** Start of Records for this task **

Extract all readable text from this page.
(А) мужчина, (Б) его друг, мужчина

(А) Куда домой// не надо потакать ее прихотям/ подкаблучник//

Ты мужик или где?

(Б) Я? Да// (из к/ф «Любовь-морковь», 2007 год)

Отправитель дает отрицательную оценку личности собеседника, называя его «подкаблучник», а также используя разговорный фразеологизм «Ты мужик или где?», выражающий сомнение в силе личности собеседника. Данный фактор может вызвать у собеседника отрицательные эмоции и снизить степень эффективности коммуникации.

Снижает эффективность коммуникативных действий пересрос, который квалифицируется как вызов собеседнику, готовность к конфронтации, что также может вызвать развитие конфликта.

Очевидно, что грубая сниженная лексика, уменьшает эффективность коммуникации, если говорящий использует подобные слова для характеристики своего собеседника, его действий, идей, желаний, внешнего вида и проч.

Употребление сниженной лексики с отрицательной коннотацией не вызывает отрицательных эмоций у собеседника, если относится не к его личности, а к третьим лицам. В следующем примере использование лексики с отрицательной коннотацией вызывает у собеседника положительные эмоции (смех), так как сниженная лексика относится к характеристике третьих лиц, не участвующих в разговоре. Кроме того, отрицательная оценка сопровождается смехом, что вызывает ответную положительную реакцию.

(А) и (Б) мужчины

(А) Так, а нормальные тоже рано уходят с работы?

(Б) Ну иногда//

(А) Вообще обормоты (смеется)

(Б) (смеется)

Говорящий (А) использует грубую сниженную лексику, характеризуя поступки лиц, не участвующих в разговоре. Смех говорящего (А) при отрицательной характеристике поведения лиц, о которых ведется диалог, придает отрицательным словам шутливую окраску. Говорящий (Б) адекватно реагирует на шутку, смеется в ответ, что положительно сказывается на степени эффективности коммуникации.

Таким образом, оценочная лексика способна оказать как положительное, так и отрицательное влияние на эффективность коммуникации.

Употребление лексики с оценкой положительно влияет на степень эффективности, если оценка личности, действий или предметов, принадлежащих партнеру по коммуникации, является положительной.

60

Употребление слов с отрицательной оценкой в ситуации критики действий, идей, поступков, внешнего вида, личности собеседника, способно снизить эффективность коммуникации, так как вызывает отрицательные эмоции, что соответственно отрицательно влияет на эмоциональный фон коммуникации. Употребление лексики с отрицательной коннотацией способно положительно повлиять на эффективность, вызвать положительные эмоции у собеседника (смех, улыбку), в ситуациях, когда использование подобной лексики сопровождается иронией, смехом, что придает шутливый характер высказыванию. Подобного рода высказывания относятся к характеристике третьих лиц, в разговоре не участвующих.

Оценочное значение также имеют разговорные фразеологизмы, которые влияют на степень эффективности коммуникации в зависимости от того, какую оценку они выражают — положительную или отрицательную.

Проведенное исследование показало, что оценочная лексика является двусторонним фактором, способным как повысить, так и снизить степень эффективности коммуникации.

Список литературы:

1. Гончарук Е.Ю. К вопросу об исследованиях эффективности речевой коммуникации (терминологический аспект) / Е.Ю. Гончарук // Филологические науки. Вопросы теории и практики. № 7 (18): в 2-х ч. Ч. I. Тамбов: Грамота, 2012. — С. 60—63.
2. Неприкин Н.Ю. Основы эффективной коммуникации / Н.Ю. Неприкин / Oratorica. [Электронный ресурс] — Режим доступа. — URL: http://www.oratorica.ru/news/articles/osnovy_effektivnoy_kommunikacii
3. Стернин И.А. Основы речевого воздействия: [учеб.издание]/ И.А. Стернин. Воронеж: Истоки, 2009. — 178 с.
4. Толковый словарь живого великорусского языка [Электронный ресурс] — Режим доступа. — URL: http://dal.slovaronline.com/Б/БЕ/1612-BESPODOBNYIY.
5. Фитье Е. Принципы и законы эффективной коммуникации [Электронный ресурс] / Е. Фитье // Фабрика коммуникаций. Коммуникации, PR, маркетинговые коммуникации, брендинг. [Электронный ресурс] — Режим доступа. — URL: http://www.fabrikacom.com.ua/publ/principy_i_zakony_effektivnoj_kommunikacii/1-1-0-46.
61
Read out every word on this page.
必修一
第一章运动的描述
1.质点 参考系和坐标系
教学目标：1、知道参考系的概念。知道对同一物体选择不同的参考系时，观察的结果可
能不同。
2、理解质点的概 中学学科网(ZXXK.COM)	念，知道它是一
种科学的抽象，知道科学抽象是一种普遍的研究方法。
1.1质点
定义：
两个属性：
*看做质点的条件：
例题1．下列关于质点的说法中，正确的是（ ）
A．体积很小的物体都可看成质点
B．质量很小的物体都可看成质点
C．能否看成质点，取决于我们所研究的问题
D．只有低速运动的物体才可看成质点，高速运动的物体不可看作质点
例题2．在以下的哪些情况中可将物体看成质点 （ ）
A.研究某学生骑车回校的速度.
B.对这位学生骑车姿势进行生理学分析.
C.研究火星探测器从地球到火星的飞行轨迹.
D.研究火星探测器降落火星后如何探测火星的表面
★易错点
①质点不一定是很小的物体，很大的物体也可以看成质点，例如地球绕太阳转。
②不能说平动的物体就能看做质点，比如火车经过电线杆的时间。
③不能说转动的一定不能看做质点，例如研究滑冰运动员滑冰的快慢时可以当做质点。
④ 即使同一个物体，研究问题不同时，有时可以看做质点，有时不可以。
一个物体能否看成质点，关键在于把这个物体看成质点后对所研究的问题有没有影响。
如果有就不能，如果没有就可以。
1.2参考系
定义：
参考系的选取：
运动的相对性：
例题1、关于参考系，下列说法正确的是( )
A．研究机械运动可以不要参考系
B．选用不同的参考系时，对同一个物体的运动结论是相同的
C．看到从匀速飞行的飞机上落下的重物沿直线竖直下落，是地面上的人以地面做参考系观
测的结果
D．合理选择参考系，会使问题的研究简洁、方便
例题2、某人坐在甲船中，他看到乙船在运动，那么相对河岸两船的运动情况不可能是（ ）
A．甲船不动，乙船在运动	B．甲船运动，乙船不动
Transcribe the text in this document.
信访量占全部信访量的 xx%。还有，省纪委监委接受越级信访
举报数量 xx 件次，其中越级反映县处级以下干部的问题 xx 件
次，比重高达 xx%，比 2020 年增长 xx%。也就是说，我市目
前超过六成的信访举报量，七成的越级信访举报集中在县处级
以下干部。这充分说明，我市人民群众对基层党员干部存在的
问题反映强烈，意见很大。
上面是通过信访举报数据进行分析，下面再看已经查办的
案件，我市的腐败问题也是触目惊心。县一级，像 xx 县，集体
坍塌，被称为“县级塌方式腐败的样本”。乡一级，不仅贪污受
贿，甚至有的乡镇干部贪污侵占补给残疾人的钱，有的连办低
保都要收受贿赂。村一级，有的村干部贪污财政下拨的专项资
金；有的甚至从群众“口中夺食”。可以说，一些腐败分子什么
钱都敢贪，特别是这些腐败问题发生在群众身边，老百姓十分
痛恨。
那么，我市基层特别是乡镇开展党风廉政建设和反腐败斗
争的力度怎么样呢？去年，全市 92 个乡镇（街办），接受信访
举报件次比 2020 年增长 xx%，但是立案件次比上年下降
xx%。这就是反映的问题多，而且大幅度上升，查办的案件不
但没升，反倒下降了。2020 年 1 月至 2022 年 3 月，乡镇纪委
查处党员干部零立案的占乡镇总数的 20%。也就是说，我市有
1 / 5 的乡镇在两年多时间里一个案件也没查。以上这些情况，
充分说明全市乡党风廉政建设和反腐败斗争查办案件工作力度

** End of Records for this task **

Work required> Tell how many lines of the data include the word "text", and nothing else.

The answer> 2